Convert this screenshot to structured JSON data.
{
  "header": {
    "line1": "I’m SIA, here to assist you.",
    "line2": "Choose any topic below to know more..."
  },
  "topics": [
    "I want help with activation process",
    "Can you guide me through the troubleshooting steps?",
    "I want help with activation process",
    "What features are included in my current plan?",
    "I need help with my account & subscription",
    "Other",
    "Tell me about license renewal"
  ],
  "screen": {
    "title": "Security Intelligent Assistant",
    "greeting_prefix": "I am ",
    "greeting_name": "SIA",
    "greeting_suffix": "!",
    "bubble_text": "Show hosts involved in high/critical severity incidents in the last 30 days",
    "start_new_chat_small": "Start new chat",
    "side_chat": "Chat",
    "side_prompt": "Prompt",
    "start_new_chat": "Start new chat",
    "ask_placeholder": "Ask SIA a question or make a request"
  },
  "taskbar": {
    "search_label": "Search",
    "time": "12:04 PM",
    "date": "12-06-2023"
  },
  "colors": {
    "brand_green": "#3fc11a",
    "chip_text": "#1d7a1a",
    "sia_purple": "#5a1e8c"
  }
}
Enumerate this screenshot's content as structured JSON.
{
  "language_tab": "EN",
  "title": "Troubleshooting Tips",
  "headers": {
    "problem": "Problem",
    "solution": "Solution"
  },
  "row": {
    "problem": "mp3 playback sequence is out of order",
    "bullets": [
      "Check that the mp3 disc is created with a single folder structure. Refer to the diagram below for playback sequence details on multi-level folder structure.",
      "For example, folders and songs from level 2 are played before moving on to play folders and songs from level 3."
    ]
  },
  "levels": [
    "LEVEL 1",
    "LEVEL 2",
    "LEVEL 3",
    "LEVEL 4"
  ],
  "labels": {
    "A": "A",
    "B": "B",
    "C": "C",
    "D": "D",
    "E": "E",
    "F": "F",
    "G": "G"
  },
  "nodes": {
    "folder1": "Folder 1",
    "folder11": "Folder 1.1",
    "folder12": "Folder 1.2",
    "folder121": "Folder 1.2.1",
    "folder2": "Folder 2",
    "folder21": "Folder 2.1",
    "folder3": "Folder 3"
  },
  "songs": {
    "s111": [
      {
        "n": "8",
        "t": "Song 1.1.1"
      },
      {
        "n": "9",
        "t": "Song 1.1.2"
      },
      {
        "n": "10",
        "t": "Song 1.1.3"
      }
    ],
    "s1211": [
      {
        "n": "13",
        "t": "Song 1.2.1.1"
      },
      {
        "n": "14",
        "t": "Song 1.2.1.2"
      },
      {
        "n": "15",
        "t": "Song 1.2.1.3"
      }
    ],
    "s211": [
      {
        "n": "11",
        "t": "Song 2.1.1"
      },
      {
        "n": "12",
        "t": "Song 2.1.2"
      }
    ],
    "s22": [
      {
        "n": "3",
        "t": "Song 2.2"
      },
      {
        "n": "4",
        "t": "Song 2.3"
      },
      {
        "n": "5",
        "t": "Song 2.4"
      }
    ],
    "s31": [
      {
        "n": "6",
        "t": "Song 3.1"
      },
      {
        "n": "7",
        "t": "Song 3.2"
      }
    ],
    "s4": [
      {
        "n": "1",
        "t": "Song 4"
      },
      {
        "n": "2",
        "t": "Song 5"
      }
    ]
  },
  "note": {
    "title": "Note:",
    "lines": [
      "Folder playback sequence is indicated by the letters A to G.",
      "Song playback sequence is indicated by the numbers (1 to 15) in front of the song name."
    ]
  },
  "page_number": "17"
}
------
Extract each line of the material exactly as it stands.

● CORRECT ANSWER
Convert this screenshot to structured JSON data.
{
  "header": {
    "line1": "I’m SIA, here to assist you.",
    "line2": "Choose any topic below to know more..."
  },
  "topics": [
    "I want help with activation process",
    "Can you guide me through the troubleshooting steps?",
    "I want help with activation process",
    "What features are included in my current plan?",
    "I need help with my account & subscription",
    "Other",
    "Tell me about license renewal"
  ],
  "screen": {
    "title": "Security Intelligent Assistant",
    "greeting_prefix": "I am ",
    "greeting_name": "SIA",
    "greeting_suffix": "!",
    "bubble_text": "Show hosts involved in high/critical severity incidents in the last 30 days",
    "start_new_chat_small": "Start new chat",
    "side_chat": "Chat",
    "side_prompt": "Prompt",
    "start_new_chat": "Start new chat",
    "ask_placeholder": "Ask SIA a question or make a request"
  },
  "taskbar": {
    "search_label": "Search",
    "time": "12:04 PM",
    "date": "12-06-2023"
  },
  "colors": {
    "brand_green": "#3fc11a",
    "chip_text": "#1d7a1a",
    "sia_purple": "#5a1e8c"
  }
}
Enumerate this screenshot's content as structured JSON.
{
  "language_tab": "EN",
  "title": "Troubleshooting Tips",
  "headers": {
    "problem": "Problem",
    "solution": "Solution"
  },
  "row": {
    "problem": "mp3 playback sequence is out of order",
    "bullets": [
      "Check that the mp3 disc is created with a single folder structure. Refer to the diagram below for playback sequence details on multi-level folder structure.",
      "For example, folders and songs from level 2 are played before moving on to play folders and songs from level 3."
    ]
  },
  "levels": [
    "LEVEL 1",
    "LEVEL 2",
    "LEVEL 3",
    "LEVEL 4"
  ],
  "labels": {
    "A": "A",
    "B": "B",
    "C": "C",
    "D": "D",
    "E": "E",
    "F": "F",
    "G": "G"
  },
  "nodes": {
    "folder1": "Folder 1",
    "folder11": "Folder 1.1",
    "folder12": "Folder 1.2",
    "folder121": "Folder 1.2.1",
    "folder2": "Folder 2",
    "folder21": "Folder 2.1",
    "folder3": "Folder 3"
  },
  "songs": {
    "s111": [
      {
        "n": "8",
        "t": "Song 1.1.1"
      },
      {
        "n": "9",
        "t": "Song 1.1.2"
      },
      {
        "n": "10",
        "t": "Song 1.1.3"
      }
    ],
    "s1211": [
      {
        "n": "13",
        "t": "Song 1.2.1.1"
      },
      {
        "n": "14",
        "t": "Song 1.2.1.2"
      },
      {
        "n": "15",
        "t": "Song 1.2.1.3"
      }
    ],
    "s211": [
      {
        "n": "11",
        "t": "Song 2.1.1"
      },
      {
        "n": "12",
        "t": "Song 2.1.2"
      }
    ],
    "s22": [
      {
        "n": "3",
        "t": "Song 2.2"
      },
      {
        "n": "4",
        "t": "Song 2.3"
      },
      {
        "n": "5",
        "t": "Song 2.4"
      }
    ],
    "s31": [
      {
        "n": "6",
        "t": "Song 3.1"
      },
      {
        "n": "7",
        "t": "Song 3.2"
      }
    ],
    "s4": [
      {
        "n": "1",
        "t": "Song 4"
      },
      {
        "n": "2",
        "t": "Song 5"
      }
    ]
  },
  "note": {
    "title": "Note:",
    "lines": [
      "Folder playback sequence is indicated by the letters A to G.",
      "Song playback sequence is indicated by the numbers (1 to 15) in front of the song name."
    ]
  },
  "page_number": "17"
}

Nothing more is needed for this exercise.